Request |
Below are the records; pull every line that includes "upper".

Stored data |
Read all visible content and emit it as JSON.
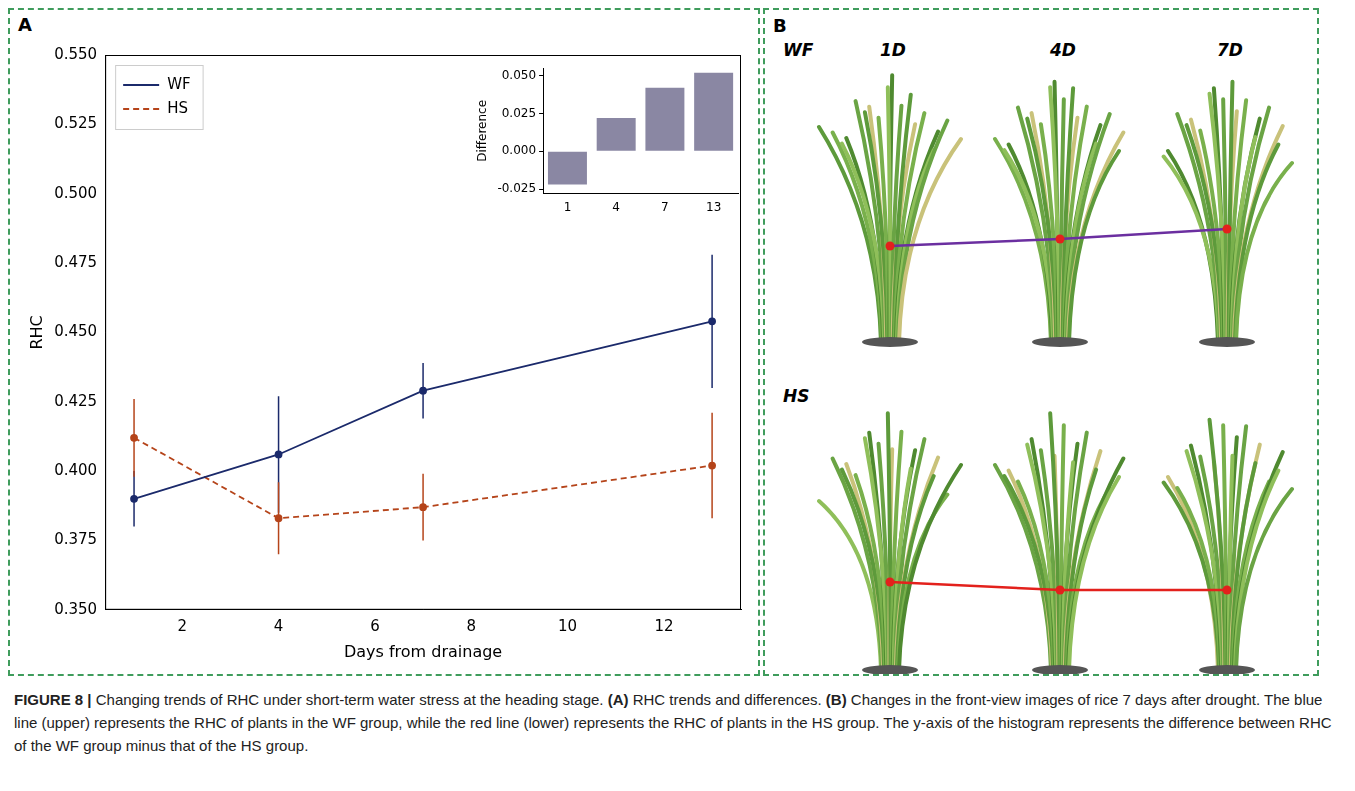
{
  "figure": {
    "panels": [
      "A",
      "B"
    ],
    "caption_label": "FIGURE 8 |",
    "caption": "Changing trends of RHC under short-term water stress at the heading stage. (A) RHC trends and differences. (B) Changes in the front-view images of rice 7 days after drought. The blue line (upper) represents the RHC of plants in the WF group, while the red line (lower) represents the RHC of plants in the HS group. The y-axis of the histogram represents the difference between RHC of the WF group minus that of the HS group."
  },
  "chart_data": [
    {
      "type": "line",
      "x_label": "Days from drainage",
      "y_label": "RHC",
      "x": [
        1,
        4,
        7,
        13
      ],
      "series": [
        {
          "name": "WF",
          "color": "#1b2a6b",
          "line_style": "solid",
          "marker": "circle",
          "values": [
            0.39,
            0.406,
            0.429,
            0.454
          ],
          "errors": [
            0.01,
            0.021,
            0.01,
            0.024
          ]
        },
        {
          "name": "HS",
          "color": "#b5441a",
          "line_style": "dashed",
          "marker": "circle",
          "values": [
            0.412,
            0.383,
            0.387,
            0.402
          ],
          "errors": [
            0.014,
            0.013,
            0.012,
            0.019
          ]
        }
      ],
      "xlim": [
        0.4,
        13.6
      ],
      "xticks": [
        2,
        4,
        6,
        8,
        10,
        12
      ],
      "ylim": [
        0.35,
        0.55
      ],
      "yticks": [
        {
          "value": 0.35,
          "label": "0.350"
        },
        {
          "value": 0.375,
          "label": "0.375"
        },
        {
          "value": 0.4,
          "label": "0.400"
        },
        {
          "value": 0.425,
          "label": "0.425"
        },
        {
          "value": 0.45,
          "label": "0.450"
        },
        {
          "value": 0.475,
          "label": "0.475"
        },
        {
          "value": 0.5,
          "label": "0.500"
        },
        {
          "value": 0.525,
          "label": "0.525"
        },
        {
          "value": 0.55,
          "label": "0.550"
        }
      ],
      "legend": "upper left",
      "grid": false
    },
    {
      "type": "bar",
      "y_label": "Difference",
      "categories": [
        "1",
        "4",
        "7",
        "13"
      ],
      "values": [
        -0.022,
        0.022,
        0.042,
        0.052
      ],
      "color": "#8a87a3",
      "ylim": [
        -0.028,
        0.055
      ],
      "yticks": [
        {
          "value": -0.025,
          "label": "-0.025"
        },
        {
          "value": 0,
          "label": "0.000"
        },
        {
          "value": 0.025,
          "label": "0.025"
        },
        {
          "value": 0.05,
          "label": "0.050"
        }
      ],
      "grid": false
    }
  ],
  "panel_b": {
    "column_labels": [
      "1D",
      "4D",
      "7D"
    ],
    "rows": [
      {
        "label": "WF",
        "color": "#6b2fa0"
      },
      {
        "label": "HS",
        "color": "#e3211c"
      }
    ]
  }
}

Exercise solution |
    "caption": "Changing trends of RHC under short-term water stress at the heading stage. (A) RHC trends and differences. (B) Changes in the front-view images of rice 7 days after drought. The blue line (upper) represents the RHC of plants in the WF group, while the red line (lower) represents the RHC of plants in the HS group. The y-axis of the histogram represents the difference between RHC of the WF group minus that of the HS group."
      "legend": "upper left",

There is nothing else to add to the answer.